**Directions for this task:** Output every line below exactly.

Rows from a dataset:
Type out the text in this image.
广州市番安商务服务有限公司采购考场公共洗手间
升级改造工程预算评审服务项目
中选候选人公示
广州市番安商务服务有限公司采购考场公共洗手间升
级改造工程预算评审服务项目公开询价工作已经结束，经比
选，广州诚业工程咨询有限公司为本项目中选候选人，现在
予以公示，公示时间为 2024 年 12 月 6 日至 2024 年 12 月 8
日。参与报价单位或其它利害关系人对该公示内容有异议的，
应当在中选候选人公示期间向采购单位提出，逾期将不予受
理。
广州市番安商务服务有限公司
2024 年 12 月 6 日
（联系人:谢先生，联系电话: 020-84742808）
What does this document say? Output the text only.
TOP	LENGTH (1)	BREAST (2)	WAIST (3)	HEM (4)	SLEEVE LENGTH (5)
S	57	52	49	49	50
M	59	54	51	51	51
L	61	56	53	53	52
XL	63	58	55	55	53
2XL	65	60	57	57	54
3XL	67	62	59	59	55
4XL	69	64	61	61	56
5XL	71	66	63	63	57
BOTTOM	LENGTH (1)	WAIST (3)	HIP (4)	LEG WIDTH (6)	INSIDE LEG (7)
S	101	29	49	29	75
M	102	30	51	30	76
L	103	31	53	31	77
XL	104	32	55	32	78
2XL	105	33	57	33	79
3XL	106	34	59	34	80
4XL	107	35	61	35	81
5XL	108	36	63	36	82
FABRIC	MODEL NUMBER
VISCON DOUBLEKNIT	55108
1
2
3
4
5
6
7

**The completed task:**
Type out the text in this image.
广州市番安商务服务有限公司采购考场公共洗手间
升级改造工程预算评审服务项目
中选候选人公示
广州市番安商务服务有限公司采购考场公共洗手间升
级改造工程预算评审服务项目公开询价工作已经结束，经比
选，广州诚业工程咨询有限公司为本项目中选候选人，现在
予以公示，公示时间为 2024 年 12 月 6 日至 2024 年 12 月 8
日。参与报价单位或其它利害关系人对该公示内容有异议的，
应当在中选候选人公示期间向采购单位提出，逾期将不予受
理。
广州市番安商务服务有限公司
2024 年 12 月 6 日
（联系人:谢先生，联系电话: 020-84742808）
What does this document say? Output the text only.
TOP	LENGTH (1)	BREAST (2)	WAIST (3)	HEM (4)	SLEEVE LENGTH (5)
S	57	52	49	49	50
M	59	54	51	51	51
L	61	56	53	53	52
XL	63	58	55	55	53
2XL	65	60	57	57	54
3XL	67	62	59	59	55
4XL	69	64	61	61	56
5XL	71	66	63	63	57
BOTTOM	LENGTH (1)	WAIST (3)	HIP (4)	LEG WIDTH (6)	INSIDE LEG (7)
S	101	29	49	29	75
M	102	30	51	30	76
L	103	31	53	31	77
XL	104	32	55	32	78
2XL	105	33	57	33	79
3XL	106	34	59	34	80
4XL	107	35	61	35	81
5XL	108	36	63	36	82
FABRIC	MODEL NUMBER
VISCON DOUBLEKNIT	55108
1
2
3
4
5
6
7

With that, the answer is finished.